» **Stated exercise**: Across the entries, how many lines have the string "HYPEHUSD" in them? Reply with only a number.

» **Extracted data**:
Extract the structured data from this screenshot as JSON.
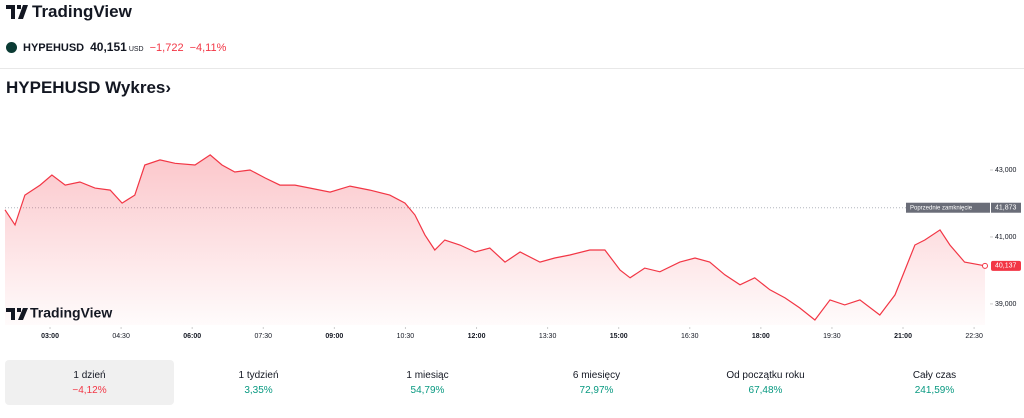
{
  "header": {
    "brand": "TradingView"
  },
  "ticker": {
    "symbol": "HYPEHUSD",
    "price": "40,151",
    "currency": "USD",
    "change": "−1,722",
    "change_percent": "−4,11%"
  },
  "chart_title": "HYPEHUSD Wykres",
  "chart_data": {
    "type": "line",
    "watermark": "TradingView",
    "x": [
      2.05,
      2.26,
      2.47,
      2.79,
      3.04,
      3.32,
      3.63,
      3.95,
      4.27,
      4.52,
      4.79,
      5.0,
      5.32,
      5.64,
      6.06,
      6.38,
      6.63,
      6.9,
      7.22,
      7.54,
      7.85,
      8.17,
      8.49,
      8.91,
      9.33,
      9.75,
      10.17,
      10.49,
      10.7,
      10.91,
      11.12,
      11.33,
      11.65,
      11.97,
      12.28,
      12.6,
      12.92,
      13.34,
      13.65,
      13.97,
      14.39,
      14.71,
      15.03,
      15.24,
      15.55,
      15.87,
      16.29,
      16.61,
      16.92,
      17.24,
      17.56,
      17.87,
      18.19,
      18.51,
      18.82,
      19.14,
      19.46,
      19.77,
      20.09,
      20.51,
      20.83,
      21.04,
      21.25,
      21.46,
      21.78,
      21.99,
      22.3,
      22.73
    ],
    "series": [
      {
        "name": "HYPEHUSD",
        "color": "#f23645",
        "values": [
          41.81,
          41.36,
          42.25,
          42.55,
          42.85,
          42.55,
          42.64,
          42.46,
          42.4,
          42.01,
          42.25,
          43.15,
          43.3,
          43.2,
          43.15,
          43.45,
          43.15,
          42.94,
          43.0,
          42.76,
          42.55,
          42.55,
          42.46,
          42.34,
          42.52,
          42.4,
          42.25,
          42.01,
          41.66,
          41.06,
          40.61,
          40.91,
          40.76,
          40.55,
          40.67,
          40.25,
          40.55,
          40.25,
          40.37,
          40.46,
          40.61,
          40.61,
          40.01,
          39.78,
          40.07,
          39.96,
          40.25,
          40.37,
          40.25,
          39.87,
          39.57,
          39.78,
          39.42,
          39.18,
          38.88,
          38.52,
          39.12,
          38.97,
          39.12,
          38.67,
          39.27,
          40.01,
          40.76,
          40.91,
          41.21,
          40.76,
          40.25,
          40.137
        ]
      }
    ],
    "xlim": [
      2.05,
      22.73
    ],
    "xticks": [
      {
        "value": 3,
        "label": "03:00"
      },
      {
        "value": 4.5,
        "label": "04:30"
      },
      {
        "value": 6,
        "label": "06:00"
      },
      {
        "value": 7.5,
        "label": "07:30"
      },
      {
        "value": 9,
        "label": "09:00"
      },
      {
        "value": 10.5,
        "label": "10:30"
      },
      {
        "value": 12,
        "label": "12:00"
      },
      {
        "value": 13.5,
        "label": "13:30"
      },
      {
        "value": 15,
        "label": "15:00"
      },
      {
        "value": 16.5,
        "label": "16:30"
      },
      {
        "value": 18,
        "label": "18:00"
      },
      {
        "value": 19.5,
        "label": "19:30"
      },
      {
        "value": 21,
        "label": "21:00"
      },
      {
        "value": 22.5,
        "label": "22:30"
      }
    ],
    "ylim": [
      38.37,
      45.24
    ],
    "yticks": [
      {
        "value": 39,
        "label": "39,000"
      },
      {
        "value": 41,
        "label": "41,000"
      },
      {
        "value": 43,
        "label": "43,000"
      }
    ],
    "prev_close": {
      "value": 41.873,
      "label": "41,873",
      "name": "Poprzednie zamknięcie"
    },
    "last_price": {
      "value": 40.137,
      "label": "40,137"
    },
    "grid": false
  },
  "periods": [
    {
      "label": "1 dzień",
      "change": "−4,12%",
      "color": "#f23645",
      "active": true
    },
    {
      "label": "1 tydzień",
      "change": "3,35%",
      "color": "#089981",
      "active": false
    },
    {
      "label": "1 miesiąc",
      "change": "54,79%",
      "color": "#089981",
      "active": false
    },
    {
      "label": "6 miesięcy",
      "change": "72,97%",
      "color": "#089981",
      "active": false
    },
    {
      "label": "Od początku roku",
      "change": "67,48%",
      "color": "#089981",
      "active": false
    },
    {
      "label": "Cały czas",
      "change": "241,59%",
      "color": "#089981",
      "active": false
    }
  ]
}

...

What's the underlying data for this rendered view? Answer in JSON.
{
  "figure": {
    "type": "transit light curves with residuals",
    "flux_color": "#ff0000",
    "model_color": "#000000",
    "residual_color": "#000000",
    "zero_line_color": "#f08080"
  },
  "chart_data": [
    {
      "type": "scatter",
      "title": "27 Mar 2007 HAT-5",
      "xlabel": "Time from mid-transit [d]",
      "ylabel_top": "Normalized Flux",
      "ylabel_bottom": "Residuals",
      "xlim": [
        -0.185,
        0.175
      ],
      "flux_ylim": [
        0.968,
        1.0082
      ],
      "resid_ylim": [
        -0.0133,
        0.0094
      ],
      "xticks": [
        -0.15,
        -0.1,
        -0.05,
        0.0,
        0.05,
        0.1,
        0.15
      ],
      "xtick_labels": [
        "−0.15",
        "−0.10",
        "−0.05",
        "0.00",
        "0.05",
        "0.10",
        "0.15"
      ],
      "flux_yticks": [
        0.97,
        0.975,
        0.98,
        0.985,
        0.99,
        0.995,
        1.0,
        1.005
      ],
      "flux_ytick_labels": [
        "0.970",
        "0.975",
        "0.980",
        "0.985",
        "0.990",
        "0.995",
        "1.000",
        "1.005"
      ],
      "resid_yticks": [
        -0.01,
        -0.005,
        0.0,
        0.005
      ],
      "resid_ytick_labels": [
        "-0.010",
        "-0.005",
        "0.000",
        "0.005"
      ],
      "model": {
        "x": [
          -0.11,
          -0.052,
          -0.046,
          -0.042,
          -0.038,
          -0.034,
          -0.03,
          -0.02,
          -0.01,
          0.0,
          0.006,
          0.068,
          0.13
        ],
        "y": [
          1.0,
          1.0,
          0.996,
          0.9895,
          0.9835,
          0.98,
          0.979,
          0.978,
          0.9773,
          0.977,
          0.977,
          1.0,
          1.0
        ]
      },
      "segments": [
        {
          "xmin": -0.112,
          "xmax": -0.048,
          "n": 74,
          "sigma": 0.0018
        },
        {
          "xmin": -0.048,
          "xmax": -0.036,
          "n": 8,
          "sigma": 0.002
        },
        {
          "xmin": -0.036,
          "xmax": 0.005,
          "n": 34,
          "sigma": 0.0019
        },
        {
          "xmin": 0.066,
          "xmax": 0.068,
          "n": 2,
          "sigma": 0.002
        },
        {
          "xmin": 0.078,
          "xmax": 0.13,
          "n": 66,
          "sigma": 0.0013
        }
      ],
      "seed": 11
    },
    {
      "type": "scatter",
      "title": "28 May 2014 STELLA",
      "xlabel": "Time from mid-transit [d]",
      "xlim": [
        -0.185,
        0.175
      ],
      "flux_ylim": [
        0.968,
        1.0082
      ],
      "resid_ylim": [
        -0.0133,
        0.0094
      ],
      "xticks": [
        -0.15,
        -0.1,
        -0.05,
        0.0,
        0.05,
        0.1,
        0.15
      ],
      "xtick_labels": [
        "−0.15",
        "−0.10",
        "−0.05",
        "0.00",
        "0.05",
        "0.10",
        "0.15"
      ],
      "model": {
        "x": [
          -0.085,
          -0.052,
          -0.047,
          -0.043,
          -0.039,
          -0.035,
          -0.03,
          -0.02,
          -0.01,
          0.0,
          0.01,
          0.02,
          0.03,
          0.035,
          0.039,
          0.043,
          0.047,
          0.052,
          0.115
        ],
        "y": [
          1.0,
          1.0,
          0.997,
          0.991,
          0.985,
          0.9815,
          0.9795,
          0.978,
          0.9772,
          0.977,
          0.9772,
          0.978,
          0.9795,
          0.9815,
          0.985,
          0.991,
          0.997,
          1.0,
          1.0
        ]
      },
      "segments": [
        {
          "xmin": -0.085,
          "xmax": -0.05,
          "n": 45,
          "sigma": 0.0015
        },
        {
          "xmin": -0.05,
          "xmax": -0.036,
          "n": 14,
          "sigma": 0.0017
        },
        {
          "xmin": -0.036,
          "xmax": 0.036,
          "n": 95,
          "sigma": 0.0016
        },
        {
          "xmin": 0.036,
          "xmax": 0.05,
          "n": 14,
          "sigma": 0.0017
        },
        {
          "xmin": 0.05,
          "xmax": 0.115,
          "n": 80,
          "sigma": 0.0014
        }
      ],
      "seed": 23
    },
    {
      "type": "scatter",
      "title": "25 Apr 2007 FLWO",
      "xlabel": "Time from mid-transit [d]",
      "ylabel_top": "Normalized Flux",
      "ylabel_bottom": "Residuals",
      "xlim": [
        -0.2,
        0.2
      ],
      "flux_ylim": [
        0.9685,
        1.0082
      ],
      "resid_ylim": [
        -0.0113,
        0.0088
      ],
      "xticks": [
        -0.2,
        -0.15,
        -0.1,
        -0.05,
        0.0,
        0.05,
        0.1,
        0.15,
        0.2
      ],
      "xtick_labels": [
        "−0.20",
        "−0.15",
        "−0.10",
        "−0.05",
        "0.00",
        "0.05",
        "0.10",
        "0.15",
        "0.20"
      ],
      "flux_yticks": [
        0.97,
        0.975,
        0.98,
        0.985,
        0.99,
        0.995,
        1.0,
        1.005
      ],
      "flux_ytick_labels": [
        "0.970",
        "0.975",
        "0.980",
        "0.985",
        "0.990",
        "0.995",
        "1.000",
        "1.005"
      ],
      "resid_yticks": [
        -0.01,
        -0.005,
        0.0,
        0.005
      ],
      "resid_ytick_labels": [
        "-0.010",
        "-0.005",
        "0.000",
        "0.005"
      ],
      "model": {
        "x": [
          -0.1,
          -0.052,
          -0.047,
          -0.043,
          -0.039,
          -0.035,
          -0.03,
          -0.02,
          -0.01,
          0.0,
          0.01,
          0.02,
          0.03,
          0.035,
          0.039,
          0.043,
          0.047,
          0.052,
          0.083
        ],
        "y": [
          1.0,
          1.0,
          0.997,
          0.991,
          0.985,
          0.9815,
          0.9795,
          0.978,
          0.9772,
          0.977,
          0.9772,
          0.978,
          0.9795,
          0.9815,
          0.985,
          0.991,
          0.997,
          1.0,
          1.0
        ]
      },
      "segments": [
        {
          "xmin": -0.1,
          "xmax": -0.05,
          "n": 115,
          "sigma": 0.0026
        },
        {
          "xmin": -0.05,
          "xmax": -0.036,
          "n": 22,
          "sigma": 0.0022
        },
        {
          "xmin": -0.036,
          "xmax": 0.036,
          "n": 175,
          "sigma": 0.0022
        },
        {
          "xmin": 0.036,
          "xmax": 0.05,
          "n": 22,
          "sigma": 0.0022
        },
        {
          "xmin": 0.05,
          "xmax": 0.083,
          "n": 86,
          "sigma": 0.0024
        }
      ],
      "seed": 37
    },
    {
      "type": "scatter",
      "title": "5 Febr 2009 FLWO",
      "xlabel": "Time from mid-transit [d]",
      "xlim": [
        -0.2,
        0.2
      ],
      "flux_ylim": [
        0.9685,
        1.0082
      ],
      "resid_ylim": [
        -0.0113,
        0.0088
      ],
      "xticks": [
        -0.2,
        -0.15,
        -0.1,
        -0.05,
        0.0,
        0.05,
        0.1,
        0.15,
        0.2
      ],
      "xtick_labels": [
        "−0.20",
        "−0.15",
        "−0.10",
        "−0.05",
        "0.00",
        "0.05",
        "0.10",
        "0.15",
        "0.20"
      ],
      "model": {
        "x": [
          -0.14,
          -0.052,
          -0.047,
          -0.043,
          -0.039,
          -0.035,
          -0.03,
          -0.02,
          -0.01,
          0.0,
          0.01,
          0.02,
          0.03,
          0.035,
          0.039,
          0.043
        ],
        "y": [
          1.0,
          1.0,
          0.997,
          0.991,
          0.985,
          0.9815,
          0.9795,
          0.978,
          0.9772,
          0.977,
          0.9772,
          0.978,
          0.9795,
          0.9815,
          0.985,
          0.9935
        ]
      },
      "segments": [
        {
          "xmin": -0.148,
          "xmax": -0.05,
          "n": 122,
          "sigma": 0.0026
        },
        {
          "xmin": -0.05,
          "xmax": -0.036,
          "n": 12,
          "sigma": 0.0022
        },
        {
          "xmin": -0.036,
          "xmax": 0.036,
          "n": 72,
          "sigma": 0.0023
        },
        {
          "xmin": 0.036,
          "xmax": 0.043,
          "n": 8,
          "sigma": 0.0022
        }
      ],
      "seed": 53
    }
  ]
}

» **Task answer**: 3